_Document extract_
▼▼▼

7701 SW 62 Ave. Suite A1 South Miami, FL 33143

Smoking and Your Gums

Helping You Understand the Dangers

Quit smoking-Gum Disease/Nicotine

Surprising as it may sound, many smokers need to be made more aware of the dangers of tobacco use. In fact, just 29 percent of smokers say they believe themselves to be at an above-average risk for heart attack compared with their nonsmoking peers, according to a study published by the Journal of the American Medical Association in March of 1999.

Obviously, while information about the medical problems associated with smoking – such as lung disease, cancer, heart disease and low-birth-weight infants – is widely available, many smokers seem to have tuned out. 

Nicotine and its toxins have the potential to destroy the Gum and surrounding tissues at a much faster rate. It narrows the blood vessels that supply the Gingiva with all its nutrients and fighting cells therefore increasing the risk of periodontal disease. Smokers have greater plaque accumulation and increased (6:1) tooth loss.

Right NOW is Time to Quit!!!

A combination works best.

  • Set a quit date.
  • Get support.
  • Take medicine.

Get Ready
Get Help
+ Get Medicine
Stay Quit!

Get Ready

Set a quit date.

No smoking after: _____________________

Change the things around you.

  • Get rid of all cigarettes and ashtrays in your home, car, and place of work.
  • Do not let people smoke in your home.

After you quit, don't smoke—not even a puff! Don't use any tobacco!

▲▲▲

_Task_
Return the passage from the page on smoking and gum health starting at "Surprising as it" and ending at "March of 1999.", copied word for word.

_Provided data_
▼▼▼

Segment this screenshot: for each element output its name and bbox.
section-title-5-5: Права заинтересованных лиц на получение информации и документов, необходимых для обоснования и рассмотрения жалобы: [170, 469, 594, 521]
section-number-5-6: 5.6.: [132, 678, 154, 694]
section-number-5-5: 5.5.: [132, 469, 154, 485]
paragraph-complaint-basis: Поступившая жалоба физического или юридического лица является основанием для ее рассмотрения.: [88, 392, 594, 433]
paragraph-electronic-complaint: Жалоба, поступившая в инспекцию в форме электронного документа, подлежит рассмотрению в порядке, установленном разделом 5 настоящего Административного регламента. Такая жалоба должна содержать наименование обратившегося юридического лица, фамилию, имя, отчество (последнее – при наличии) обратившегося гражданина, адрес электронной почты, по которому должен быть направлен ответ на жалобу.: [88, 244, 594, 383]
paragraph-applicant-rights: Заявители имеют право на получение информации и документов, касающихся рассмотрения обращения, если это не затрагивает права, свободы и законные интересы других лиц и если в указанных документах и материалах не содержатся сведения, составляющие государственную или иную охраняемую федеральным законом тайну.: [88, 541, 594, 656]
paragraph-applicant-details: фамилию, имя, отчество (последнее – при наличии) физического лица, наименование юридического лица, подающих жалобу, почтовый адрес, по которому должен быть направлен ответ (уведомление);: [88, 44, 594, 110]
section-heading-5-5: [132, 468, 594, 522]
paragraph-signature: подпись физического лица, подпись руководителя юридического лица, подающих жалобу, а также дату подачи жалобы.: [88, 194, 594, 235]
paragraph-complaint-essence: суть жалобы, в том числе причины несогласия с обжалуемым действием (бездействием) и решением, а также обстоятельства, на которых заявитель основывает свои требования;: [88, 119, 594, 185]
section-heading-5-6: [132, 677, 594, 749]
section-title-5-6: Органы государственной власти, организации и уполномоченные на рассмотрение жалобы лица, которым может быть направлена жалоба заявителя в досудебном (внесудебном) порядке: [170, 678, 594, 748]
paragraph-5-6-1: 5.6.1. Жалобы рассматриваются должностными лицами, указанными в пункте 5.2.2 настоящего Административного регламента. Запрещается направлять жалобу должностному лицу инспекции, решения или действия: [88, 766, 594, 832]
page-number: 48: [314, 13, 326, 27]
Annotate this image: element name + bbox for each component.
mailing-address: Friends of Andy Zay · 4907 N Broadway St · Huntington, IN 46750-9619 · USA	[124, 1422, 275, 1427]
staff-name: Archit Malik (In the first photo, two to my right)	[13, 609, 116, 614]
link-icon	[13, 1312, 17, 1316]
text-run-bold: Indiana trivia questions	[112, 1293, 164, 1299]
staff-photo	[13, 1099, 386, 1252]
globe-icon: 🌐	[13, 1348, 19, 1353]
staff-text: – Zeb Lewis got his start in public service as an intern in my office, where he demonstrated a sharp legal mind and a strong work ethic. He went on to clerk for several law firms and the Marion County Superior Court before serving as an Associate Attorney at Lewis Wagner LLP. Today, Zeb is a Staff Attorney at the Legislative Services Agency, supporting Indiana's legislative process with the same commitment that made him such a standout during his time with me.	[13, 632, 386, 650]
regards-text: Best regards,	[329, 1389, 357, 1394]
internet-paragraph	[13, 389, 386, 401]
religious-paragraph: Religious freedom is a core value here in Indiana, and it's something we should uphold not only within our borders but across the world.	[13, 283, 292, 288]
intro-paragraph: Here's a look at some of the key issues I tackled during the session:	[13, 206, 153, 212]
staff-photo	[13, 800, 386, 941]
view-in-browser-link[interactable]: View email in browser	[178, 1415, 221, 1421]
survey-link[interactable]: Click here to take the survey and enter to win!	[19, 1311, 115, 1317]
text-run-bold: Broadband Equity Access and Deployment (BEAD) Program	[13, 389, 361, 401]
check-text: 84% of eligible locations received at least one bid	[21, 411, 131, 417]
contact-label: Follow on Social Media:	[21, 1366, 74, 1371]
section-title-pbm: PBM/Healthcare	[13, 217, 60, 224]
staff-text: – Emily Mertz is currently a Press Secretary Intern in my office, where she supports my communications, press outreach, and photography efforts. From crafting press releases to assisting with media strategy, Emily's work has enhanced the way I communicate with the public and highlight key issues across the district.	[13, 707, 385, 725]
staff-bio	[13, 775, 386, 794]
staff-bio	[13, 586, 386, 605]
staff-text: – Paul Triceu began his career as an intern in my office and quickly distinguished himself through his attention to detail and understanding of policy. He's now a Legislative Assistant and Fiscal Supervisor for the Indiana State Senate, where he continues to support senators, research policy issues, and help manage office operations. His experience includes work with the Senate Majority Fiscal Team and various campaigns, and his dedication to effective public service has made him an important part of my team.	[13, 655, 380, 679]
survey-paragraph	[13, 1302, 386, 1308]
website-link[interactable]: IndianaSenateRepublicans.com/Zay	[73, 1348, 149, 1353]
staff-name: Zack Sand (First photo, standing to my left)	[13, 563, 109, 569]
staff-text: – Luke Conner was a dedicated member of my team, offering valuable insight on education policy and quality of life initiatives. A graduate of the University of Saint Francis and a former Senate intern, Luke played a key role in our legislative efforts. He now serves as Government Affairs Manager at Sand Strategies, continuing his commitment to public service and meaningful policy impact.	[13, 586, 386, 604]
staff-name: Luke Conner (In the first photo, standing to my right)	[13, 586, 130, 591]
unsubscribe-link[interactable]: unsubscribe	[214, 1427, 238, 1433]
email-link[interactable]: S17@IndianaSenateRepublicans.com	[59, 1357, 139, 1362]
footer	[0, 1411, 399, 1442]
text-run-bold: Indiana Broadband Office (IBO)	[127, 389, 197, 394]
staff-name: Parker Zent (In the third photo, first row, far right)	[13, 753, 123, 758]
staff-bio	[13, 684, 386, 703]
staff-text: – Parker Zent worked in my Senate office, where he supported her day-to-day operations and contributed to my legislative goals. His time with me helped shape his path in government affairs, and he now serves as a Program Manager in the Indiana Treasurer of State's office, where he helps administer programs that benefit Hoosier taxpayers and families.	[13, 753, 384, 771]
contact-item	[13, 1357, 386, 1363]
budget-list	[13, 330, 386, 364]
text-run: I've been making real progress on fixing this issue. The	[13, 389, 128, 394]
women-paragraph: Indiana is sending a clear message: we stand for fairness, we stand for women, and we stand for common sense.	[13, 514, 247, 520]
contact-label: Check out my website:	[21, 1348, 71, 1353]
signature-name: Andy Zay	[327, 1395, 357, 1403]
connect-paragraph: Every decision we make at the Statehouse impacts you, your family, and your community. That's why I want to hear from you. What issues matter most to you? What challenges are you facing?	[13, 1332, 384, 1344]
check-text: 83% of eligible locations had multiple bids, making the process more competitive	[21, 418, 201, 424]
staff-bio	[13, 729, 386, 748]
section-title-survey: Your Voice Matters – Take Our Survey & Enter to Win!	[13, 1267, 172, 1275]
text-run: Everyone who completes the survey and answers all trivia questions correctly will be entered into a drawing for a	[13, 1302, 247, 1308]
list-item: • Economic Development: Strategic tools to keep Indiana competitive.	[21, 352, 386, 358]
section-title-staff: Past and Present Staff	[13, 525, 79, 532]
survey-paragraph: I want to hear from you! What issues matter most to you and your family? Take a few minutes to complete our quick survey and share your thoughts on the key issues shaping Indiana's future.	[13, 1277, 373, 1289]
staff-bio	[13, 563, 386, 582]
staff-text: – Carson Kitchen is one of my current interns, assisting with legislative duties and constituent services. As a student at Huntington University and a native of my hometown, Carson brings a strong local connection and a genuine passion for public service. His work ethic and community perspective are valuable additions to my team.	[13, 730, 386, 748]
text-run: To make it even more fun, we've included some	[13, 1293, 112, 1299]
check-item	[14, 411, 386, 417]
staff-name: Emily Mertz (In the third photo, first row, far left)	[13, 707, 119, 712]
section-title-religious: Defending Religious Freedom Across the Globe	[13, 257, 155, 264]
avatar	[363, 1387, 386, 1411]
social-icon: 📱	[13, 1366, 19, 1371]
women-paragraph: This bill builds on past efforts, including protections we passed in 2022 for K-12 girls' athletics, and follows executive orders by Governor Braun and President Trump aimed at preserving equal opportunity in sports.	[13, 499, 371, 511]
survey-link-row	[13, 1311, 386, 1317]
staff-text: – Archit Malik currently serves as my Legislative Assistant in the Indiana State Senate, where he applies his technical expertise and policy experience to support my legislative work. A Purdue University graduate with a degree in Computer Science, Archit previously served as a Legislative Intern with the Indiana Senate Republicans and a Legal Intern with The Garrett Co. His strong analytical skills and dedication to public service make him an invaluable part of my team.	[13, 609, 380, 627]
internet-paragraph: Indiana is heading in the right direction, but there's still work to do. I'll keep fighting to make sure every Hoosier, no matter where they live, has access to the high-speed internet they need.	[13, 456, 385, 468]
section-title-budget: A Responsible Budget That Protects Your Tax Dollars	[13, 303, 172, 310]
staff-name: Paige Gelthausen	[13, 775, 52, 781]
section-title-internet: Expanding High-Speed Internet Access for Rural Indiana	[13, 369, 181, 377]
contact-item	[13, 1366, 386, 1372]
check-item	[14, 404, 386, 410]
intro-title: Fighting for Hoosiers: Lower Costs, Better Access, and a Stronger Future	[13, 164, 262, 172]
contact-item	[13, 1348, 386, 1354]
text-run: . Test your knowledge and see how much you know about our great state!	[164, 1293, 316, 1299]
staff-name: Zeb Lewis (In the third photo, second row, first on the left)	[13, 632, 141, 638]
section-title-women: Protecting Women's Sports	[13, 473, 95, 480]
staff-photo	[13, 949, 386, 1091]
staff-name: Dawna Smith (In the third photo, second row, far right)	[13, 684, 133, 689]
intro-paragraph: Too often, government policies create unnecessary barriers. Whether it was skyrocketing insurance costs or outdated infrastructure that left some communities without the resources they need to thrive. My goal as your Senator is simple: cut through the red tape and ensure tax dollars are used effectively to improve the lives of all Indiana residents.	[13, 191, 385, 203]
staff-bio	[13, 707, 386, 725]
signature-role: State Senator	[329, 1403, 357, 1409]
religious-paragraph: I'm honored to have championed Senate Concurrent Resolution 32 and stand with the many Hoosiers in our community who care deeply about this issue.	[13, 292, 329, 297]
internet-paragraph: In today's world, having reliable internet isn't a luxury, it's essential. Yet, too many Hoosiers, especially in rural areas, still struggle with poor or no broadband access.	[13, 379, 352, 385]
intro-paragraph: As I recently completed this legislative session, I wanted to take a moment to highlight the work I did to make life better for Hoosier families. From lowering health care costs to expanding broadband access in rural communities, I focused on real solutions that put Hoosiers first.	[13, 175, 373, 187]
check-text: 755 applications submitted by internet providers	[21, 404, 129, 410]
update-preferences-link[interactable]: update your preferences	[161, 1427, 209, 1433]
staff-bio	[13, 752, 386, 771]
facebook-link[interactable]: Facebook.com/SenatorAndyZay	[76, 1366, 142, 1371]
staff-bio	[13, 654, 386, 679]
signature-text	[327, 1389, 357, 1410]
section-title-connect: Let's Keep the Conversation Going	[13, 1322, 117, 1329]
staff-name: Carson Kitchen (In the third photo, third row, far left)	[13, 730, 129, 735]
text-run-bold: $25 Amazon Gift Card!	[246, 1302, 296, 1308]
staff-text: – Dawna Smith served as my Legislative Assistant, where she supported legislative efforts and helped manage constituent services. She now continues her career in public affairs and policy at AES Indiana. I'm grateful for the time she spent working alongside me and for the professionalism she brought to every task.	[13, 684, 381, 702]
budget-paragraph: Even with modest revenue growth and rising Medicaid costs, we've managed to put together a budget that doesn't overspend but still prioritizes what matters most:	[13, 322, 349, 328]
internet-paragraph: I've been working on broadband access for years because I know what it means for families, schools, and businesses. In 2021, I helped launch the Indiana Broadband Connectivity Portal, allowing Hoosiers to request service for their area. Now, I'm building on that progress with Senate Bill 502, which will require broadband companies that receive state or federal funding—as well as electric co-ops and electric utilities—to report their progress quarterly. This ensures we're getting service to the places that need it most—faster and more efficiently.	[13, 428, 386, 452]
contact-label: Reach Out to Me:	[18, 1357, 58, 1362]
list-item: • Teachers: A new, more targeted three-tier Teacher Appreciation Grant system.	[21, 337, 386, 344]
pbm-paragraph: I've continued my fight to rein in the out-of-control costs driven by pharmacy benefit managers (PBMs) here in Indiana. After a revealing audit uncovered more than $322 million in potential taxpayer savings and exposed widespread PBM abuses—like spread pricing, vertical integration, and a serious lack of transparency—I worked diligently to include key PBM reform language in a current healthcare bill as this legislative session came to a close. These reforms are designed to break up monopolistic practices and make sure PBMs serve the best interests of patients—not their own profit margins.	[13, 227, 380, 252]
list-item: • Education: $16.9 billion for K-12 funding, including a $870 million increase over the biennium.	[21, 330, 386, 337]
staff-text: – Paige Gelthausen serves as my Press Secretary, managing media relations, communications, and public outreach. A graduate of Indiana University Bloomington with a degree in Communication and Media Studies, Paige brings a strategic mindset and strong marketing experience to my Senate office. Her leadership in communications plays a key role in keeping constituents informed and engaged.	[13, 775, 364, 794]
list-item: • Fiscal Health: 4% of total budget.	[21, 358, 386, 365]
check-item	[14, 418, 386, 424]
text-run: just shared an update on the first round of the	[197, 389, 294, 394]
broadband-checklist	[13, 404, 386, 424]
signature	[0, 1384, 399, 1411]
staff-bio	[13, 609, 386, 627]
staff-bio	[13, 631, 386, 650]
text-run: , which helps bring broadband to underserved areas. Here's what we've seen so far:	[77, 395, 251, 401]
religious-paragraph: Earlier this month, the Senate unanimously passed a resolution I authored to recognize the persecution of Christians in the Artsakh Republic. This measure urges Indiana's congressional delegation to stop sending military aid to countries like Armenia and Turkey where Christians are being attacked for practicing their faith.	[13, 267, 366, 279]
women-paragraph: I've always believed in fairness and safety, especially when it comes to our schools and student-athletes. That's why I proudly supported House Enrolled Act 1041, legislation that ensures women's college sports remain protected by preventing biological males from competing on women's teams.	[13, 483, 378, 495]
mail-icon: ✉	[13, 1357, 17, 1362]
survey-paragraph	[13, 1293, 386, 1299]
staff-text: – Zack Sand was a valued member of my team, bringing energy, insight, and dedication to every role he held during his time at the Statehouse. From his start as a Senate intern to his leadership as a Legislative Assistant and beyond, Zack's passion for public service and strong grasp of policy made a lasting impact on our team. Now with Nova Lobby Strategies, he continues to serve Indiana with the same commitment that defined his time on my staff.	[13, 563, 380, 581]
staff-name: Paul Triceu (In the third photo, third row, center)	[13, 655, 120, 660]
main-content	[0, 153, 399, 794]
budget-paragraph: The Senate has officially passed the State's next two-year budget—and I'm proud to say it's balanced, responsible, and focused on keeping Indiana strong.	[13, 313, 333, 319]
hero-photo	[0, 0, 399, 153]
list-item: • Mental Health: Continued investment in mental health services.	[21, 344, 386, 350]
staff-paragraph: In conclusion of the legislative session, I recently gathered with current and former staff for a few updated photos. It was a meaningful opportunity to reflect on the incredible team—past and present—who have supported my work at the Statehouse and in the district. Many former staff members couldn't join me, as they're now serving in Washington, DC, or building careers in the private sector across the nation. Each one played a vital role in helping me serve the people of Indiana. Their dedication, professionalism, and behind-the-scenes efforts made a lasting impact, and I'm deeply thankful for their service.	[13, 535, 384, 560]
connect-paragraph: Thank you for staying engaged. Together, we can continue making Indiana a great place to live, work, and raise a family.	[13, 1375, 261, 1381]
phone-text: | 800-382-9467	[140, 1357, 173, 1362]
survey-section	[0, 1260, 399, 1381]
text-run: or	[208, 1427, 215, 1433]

▲▲▲

_Task solution_
Surprising as it may sound, many smokers need to be made more aware of the dangers of tobacco use. In fact, just 29 percent of smokers say they believe themselves to be at an above-average risk for heart attack compared with their nonsmoking peers, according to a study published by the Journal of the American Medical Association in March of 1999.